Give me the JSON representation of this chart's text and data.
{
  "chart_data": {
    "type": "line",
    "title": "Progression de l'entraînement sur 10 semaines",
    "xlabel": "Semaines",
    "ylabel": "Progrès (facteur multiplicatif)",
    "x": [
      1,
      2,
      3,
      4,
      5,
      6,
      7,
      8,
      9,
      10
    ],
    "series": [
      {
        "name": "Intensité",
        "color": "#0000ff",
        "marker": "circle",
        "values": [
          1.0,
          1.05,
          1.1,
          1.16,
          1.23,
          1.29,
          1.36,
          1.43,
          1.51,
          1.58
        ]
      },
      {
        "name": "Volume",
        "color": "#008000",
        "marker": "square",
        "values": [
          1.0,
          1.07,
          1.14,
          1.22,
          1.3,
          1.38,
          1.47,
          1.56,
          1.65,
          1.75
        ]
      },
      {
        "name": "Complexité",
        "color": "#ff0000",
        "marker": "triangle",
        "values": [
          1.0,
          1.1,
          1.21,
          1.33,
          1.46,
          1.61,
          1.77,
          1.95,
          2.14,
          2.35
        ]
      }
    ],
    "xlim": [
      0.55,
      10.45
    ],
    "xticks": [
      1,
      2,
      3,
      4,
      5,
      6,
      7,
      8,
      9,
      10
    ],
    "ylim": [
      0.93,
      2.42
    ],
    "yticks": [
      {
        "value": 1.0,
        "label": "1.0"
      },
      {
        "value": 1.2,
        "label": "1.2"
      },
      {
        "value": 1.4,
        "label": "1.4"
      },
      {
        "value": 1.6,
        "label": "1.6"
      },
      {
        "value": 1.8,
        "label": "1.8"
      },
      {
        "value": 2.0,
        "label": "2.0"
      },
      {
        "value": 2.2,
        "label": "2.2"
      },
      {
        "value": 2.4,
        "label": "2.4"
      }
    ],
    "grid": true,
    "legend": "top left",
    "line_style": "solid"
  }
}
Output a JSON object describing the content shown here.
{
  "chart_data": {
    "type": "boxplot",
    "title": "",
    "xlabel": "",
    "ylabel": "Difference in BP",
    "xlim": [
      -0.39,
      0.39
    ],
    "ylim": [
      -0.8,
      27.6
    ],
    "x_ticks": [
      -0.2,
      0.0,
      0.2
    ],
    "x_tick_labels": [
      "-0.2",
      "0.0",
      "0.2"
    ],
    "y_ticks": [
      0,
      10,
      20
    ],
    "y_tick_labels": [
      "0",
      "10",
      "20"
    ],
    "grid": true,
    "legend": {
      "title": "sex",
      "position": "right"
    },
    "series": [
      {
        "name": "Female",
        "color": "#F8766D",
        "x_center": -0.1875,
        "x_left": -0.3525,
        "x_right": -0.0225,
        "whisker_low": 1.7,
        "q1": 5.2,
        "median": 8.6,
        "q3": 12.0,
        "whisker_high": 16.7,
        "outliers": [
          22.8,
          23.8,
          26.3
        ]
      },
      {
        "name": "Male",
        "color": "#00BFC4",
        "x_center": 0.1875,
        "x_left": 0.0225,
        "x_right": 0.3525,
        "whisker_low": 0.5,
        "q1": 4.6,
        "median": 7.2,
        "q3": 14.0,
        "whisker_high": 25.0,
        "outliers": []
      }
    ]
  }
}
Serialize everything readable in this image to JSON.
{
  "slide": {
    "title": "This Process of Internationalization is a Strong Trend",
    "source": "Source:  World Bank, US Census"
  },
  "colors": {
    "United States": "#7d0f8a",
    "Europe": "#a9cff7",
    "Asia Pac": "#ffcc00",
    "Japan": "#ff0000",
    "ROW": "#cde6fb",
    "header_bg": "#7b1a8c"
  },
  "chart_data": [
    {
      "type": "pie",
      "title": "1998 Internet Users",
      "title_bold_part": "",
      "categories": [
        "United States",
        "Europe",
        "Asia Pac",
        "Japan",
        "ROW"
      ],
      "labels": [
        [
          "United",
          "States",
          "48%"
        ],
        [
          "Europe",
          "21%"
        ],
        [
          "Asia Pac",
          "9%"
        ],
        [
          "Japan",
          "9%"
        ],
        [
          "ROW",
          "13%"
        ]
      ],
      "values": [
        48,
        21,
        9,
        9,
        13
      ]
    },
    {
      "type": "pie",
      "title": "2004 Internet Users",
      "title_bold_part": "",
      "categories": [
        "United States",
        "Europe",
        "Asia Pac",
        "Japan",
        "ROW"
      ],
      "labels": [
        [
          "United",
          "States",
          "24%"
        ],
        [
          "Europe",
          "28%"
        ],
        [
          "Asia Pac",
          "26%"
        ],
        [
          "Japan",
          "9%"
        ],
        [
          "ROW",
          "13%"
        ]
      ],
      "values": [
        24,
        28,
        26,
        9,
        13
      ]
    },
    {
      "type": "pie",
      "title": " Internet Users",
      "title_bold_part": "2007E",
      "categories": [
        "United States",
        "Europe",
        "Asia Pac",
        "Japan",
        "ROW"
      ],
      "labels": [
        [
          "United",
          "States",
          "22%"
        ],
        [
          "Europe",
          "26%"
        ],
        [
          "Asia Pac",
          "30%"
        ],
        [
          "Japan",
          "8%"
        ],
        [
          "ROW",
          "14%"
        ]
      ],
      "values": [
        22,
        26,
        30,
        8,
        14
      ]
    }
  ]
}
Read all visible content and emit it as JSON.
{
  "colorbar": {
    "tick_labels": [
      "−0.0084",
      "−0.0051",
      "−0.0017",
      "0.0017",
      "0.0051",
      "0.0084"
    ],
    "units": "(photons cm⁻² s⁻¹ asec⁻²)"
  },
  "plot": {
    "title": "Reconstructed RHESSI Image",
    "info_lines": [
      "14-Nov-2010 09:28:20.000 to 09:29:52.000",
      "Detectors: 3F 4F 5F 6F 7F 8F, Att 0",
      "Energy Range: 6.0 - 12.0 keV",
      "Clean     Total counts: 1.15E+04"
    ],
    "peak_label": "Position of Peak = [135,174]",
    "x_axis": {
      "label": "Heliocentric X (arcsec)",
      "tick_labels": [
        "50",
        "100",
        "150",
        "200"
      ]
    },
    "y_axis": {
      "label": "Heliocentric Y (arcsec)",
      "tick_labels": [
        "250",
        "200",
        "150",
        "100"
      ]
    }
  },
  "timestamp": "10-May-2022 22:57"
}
· · · ·
List each line in the listing that contains the string "arcsec".

      "label": "Heliocentric X (arcsec)",
      "label": "Heliocentric Y (arcsec)",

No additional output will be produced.